(Dataset listings of figures)
------------------------------------

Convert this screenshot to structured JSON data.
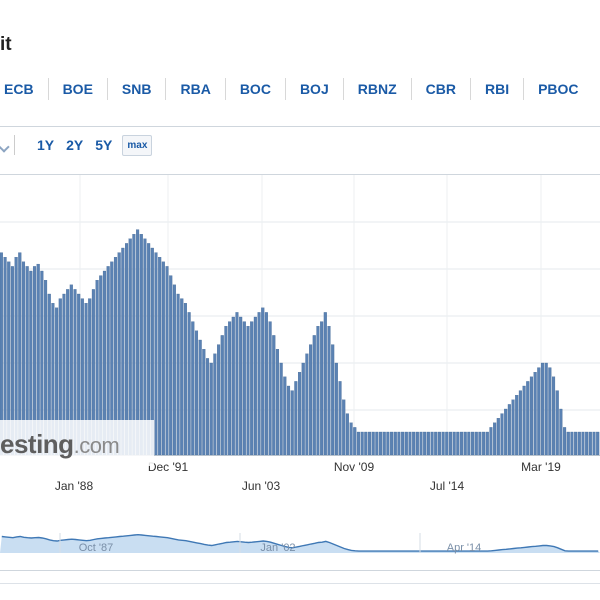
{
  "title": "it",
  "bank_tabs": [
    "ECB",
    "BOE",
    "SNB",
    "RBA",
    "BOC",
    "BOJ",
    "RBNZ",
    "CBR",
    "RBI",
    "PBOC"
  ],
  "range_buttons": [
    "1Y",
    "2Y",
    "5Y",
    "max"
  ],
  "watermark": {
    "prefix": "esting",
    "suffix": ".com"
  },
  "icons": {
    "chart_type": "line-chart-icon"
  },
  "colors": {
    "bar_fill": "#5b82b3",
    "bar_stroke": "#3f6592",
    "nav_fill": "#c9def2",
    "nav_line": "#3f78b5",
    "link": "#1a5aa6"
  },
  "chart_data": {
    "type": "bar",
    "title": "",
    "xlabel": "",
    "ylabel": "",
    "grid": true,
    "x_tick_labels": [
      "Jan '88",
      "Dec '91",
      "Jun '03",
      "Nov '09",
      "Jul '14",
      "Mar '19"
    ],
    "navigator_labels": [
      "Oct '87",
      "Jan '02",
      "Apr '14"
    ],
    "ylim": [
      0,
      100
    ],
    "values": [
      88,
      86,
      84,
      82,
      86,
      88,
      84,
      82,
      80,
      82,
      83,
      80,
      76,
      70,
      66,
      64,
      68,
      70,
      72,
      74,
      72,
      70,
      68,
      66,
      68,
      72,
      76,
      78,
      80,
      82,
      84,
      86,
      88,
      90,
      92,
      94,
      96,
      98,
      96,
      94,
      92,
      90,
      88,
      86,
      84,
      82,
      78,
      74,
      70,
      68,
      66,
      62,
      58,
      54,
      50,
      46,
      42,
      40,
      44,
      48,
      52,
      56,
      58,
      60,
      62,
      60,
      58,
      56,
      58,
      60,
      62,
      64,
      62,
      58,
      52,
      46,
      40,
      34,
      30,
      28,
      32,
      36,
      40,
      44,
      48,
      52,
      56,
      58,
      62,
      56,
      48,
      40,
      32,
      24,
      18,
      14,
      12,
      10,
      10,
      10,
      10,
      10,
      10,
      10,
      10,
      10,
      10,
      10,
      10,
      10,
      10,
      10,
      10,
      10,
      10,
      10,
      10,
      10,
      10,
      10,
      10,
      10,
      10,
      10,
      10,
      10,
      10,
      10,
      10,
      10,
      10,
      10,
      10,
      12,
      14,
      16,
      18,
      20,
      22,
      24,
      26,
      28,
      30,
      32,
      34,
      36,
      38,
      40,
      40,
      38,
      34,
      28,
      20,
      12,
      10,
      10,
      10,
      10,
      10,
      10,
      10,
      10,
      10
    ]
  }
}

------------------------------------

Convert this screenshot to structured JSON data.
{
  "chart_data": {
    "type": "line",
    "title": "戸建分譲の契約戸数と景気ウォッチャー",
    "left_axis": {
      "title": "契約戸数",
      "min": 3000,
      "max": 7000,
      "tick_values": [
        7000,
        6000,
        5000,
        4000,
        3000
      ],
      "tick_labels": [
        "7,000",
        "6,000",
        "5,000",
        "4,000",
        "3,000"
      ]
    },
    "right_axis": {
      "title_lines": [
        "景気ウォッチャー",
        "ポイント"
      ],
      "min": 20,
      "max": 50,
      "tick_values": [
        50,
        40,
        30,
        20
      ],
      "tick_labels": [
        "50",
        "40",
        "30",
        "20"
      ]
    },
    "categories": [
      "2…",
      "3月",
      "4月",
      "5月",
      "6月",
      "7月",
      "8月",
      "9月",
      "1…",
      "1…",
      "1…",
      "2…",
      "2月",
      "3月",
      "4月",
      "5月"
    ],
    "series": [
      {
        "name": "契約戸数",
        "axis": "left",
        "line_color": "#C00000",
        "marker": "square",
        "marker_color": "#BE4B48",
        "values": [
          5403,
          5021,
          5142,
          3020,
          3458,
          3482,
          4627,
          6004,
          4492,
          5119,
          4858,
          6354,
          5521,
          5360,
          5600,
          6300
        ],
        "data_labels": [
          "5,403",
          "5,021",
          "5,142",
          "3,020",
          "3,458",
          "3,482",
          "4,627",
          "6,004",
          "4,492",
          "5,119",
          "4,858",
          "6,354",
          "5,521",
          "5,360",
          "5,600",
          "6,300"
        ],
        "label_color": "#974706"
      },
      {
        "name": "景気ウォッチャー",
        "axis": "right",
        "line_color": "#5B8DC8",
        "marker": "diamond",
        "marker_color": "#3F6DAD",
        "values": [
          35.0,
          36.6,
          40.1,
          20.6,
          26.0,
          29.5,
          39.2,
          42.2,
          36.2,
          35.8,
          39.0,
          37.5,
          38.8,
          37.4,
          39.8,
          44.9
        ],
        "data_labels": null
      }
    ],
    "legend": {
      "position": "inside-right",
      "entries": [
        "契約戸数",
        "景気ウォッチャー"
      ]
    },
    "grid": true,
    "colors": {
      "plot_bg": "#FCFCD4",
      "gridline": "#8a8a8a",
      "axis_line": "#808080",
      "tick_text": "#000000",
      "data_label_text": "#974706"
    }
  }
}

------------------------------------

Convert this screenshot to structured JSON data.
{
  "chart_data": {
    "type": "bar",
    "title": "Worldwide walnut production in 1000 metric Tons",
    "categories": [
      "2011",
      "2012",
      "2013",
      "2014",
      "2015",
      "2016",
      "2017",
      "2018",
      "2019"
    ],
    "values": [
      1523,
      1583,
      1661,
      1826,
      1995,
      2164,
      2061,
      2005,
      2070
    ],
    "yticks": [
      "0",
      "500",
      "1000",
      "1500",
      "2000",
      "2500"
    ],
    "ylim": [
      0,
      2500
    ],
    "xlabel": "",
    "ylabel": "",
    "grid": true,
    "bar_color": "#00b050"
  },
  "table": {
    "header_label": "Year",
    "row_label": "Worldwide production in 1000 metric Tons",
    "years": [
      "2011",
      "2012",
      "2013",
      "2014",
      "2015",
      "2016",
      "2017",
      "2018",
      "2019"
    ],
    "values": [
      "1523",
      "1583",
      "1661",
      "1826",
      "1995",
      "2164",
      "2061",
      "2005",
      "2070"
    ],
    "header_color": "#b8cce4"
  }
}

------------------------------------

- _Work to do_
Going through the lines above one by one, tally those with the word "Worldwide" and give only the total.

- _Complete response_
2